== Data entries ==
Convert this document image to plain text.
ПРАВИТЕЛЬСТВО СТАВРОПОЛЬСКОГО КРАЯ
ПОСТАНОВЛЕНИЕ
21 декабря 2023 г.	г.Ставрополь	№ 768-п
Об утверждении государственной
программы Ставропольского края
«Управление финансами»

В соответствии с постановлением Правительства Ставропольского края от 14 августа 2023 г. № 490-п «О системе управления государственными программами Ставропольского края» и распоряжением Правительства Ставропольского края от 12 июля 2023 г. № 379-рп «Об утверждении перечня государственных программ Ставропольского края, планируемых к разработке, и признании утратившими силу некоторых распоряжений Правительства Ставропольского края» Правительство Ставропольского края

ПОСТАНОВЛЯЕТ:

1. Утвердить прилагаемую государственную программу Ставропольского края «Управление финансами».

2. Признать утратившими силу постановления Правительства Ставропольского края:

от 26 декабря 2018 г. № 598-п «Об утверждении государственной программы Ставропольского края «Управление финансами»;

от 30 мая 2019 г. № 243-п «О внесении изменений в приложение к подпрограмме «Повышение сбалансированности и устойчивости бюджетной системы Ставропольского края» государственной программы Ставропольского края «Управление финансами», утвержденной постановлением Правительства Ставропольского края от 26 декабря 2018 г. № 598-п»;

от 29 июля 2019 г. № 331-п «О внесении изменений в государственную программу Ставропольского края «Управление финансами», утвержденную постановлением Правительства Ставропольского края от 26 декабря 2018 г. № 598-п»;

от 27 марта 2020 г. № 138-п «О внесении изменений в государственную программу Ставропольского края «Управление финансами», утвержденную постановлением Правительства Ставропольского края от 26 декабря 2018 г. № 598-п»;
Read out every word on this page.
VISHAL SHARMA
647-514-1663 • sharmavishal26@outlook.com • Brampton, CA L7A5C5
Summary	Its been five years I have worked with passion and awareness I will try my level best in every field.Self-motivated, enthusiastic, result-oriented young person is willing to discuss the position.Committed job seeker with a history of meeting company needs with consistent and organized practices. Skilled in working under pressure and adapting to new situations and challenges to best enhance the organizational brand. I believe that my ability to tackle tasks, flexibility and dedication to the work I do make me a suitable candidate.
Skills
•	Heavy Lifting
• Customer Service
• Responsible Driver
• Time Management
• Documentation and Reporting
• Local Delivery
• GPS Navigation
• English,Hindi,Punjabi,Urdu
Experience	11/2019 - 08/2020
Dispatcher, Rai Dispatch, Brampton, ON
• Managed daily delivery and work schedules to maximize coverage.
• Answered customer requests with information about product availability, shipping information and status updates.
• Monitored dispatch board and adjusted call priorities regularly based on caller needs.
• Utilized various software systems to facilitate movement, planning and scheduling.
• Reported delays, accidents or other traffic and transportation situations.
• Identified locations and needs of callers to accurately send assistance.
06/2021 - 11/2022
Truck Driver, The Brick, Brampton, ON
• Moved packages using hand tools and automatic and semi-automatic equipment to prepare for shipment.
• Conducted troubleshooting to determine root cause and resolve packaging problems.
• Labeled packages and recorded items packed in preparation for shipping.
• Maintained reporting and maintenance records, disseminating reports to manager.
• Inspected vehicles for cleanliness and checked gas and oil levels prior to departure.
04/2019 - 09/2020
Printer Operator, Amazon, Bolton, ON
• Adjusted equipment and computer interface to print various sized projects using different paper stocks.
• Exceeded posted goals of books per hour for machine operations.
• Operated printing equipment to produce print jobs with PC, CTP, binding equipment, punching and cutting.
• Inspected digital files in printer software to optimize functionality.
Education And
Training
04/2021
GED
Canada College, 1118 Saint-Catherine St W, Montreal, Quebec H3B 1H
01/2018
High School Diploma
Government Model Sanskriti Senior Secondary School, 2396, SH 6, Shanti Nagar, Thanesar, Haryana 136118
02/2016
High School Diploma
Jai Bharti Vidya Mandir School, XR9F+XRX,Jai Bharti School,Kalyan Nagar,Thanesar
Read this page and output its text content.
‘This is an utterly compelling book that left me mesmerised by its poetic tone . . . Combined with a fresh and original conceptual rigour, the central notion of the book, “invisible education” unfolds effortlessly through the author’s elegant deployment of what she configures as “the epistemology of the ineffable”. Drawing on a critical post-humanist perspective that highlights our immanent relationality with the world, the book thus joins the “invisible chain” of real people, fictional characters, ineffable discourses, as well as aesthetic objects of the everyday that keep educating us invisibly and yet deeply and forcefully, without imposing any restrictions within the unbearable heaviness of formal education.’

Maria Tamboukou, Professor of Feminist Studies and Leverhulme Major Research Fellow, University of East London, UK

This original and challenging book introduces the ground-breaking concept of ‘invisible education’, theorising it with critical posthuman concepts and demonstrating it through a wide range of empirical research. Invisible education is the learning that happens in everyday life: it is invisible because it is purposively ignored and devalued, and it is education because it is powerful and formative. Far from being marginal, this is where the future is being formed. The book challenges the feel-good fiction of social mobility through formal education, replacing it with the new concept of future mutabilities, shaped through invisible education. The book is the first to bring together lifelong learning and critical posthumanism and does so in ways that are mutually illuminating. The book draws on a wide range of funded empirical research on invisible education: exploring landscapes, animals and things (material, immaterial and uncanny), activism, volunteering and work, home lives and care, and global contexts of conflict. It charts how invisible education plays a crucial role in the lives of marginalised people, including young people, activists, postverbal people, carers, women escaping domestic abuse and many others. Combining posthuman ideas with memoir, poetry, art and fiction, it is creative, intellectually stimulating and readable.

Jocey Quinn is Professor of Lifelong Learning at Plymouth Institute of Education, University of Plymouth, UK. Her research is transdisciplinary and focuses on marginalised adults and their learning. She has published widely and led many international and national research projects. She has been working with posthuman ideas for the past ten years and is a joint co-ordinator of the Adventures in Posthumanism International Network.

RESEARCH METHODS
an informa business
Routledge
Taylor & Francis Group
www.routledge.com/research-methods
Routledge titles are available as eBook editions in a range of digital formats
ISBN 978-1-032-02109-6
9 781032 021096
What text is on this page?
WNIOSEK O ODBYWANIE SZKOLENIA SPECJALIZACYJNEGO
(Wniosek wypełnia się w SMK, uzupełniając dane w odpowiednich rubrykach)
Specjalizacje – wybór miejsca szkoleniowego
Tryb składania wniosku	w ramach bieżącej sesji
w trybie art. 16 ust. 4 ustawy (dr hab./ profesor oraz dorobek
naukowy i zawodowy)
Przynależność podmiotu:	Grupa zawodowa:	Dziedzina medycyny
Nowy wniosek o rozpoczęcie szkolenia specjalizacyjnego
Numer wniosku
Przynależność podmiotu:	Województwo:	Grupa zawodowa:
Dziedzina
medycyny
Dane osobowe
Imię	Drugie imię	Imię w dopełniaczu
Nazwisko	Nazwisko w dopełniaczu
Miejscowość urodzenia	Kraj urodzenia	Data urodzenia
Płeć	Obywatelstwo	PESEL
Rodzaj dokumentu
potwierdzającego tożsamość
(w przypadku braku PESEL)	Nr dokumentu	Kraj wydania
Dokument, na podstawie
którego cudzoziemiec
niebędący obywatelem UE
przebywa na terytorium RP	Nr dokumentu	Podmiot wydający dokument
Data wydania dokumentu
===
▶ Task to complete: Report how many lines of the data hold the string "Inspected"; give only the number.

▶ The output: 2